— start of SOURCE DATA —

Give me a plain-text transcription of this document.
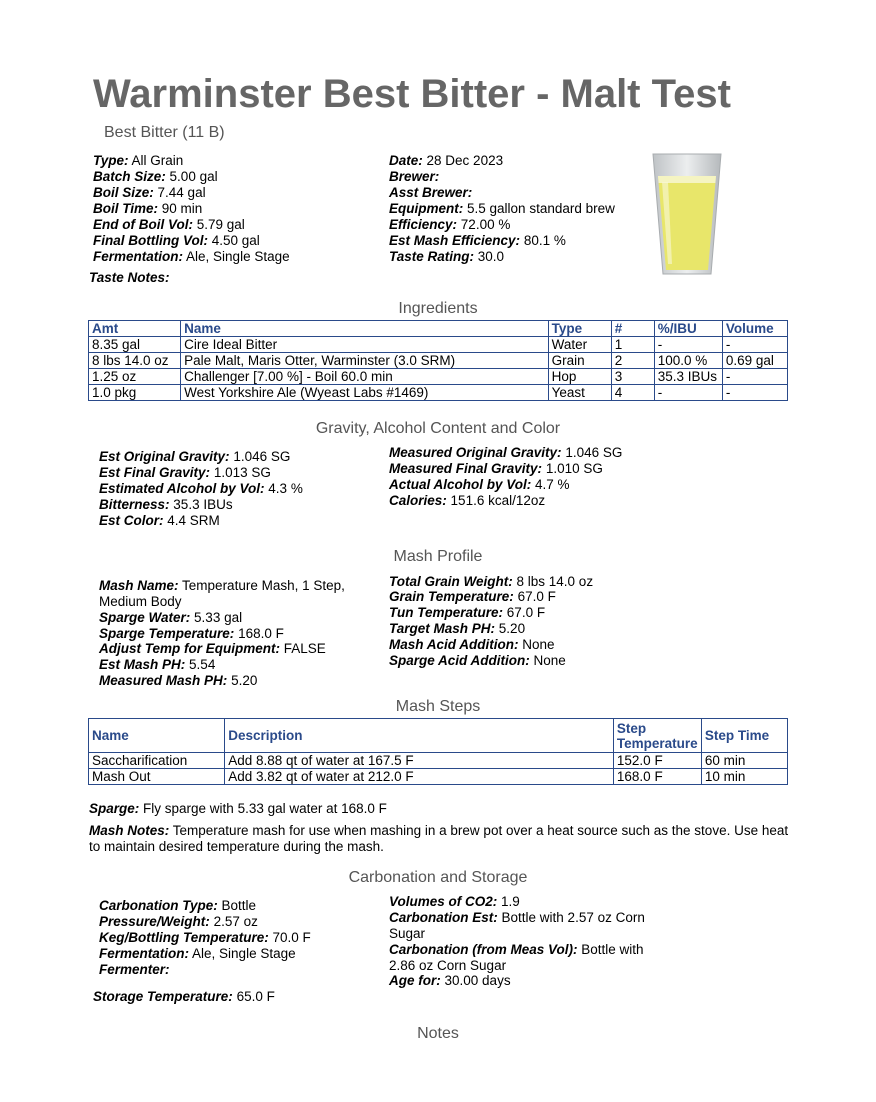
Warminster Best Bitter - Malt Test
Best Bitter (11 B)
Type: All Grain
Batch Size: 5.00 gal
Boil Size: 7.44 gal
Boil Time: 90 min
End of Boil Vol: 5.79 gal
Final Bottling Vol: 4.50 gal
Fermentation: Ale, Single Stage
Date: 28 Dec 2023
Brewer:
Asst Brewer:
Equipment: 5.5 gallon standard brew
Efficiency: 72.00 %
Est Mash Efficiency: 80.1 %
Taste Rating: 30.0
Taste Notes:
Ingredients
Amt	Name	Type	#	%/IBU	Volume
8.35 gal	Cire Ideal Bitter	Water	1	-	-
8 lbs 14.0 oz	Pale Malt, Maris Otter, Warminster (3.0 SRM)	Grain	2	100.0 %	0.69 gal
1.25 oz	Challenger [7.00 %] - Boil 60.0 min	Hop	3	35.3 IBUs	-
1.0 pkg	West Yorkshire Ale (Wyeast Labs #1469)	Yeast	4	-	-
Gravity, Alcohol Content and Color
Est Original Gravity: 1.046 SG
Est Final Gravity: 1.013 SG
Estimated Alcohol by Vol: 4.3 %
Bitterness: 35.3 IBUs
Est Color: 4.4 SRM
Measured Original Gravity: 1.046 SG
Measured Final Gravity: 1.010 SG
Actual Alcohol by Vol: 4.7 %
Calories: 151.6 kcal/12oz
Mash Profile
Mash Name: Temperature Mash, 1 Step, Medium Body
Sparge Water: 5.33 gal
Sparge Temperature: 168.0 F
Adjust Temp for Equipment: FALSE
Est Mash PH: 5.54
Measured Mash PH: 5.20
Total Grain Weight: 8 lbs 14.0 oz
Grain Temperature: 67.0 F
Tun Temperature: 67.0 F
Target Mash PH: 5.20
Mash Acid Addition: None
Sparge Acid Addition: None
Mash Steps
Name	Description	Step Temperature	Step Time
Saccharification	Add 8.88 qt of water at 167.5 F	152.0 F	60 min
Mash Out	Add 3.82 qt of water at 212.0 F	168.0 F	10 min
Sparge: Fly sparge with 5.33 gal water at 168.0 F
Mash Notes: Temperature mash for use when mashing in a brew pot over a heat source such as the stove. Use heat to maintain desired temperature during the mash.
Carbonation and Storage
Carbonation Type: Bottle
Pressure/Weight: 2.57 oz
Keg/Bottling Temperature: 70.0 F
Fermentation: Ale, Single Stage
Fermenter:
Storage Temperature: 65.0 F
Volumes of CO2: 1.9
Carbonation Est: Bottle with 2.57 oz Corn Sugar
Carbonation (from Meas Vol): Bottle with 2.86 oz Corn Sugar
Age for: 30.00 days
Notes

— end of SOURCE DATA —

## [WORK INSTRUCTIONS]
Leave out the pictures and retype every line above exactly.

## [THE RESULT]
Give me a plain-text transcription of this document.
Warminster Best Bitter - Malt Test
Best Bitter (11 B)
Type: All Grain
Batch Size: 5.00 gal
Boil Size: 7.44 gal
Boil Time: 90 min
End of Boil Vol: 5.79 gal
Final Bottling Vol: 4.50 gal
Fermentation: Ale, Single Stage
Date: 28 Dec 2023
Brewer:
Asst Brewer:
Equipment: 5.5 gallon standard brew
Efficiency: 72.00 %
Est Mash Efficiency: 80.1 %
Taste Rating: 30.0
Taste Notes:
Ingredients
Amt	Name	Type	#	%/IBU	Volume
8.35 gal	Cire Ideal Bitter	Water	1	-	-
8 lbs 14.0 oz	Pale Malt, Maris Otter, Warminster (3.0 SRM)	Grain	2	100.0 %	0.69 gal
1.25 oz	Challenger [7.00 %] - Boil 60.0 min	Hop	3	35.3 IBUs	-
1.0 pkg	West Yorkshire Ale (Wyeast Labs #1469)	Yeast	4	-	-
Gravity, Alcohol Content and Color
Est Original Gravity: 1.046 SG
Est Final Gravity: 1.013 SG
Estimated Alcohol by Vol: 4.3 %
Bitterness: 35.3 IBUs
Est Color: 4.4 SRM
Measured Original Gravity: 1.046 SG
Measured Final Gravity: 1.010 SG
Actual Alcohol by Vol: 4.7 %
Calories: 151.6 kcal/12oz
Mash Profile
Mash Name: Temperature Mash, 1 Step, Medium Body
Sparge Water: 5.33 gal
Sparge Temperature: 168.0 F
Adjust Temp for Equipment: FALSE
Est Mash PH: 5.54
Measured Mash PH: 5.20
Total Grain Weight: 8 lbs 14.0 oz
Grain Temperature: 67.0 F
Tun Temperature: 67.0 F
Target Mash PH: 5.20
Mash Acid Addition: None
Sparge Acid Addition: None
Mash Steps
Name	Description	Step Temperature	Step Time
Saccharification	Add 8.88 qt of water at 167.5 F	152.0 F	60 min
Mash Out	Add 3.82 qt of water at 212.0 F	168.0 F	10 min
Sparge: Fly sparge with 5.33 gal water at 168.0 F
Mash Notes: Temperature mash for use when mashing in a brew pot over a heat source such as the stove. Use heat to maintain desired temperature during the mash.
Carbonation and Storage
Carbonation Type: Bottle
Pressure/Weight: 2.57 oz
Keg/Bottling Temperature: 70.0 F
Fermentation: Ale, Single Stage
Fermenter:
Storage Temperature: 65.0 F
Volumes of CO2: 1.9
Carbonation Est: Bottle with 2.57 oz Corn Sugar
Carbonation (from Meas Vol): Bottle with 2.86 oz Corn Sugar
Age for: 30.00 days
Notes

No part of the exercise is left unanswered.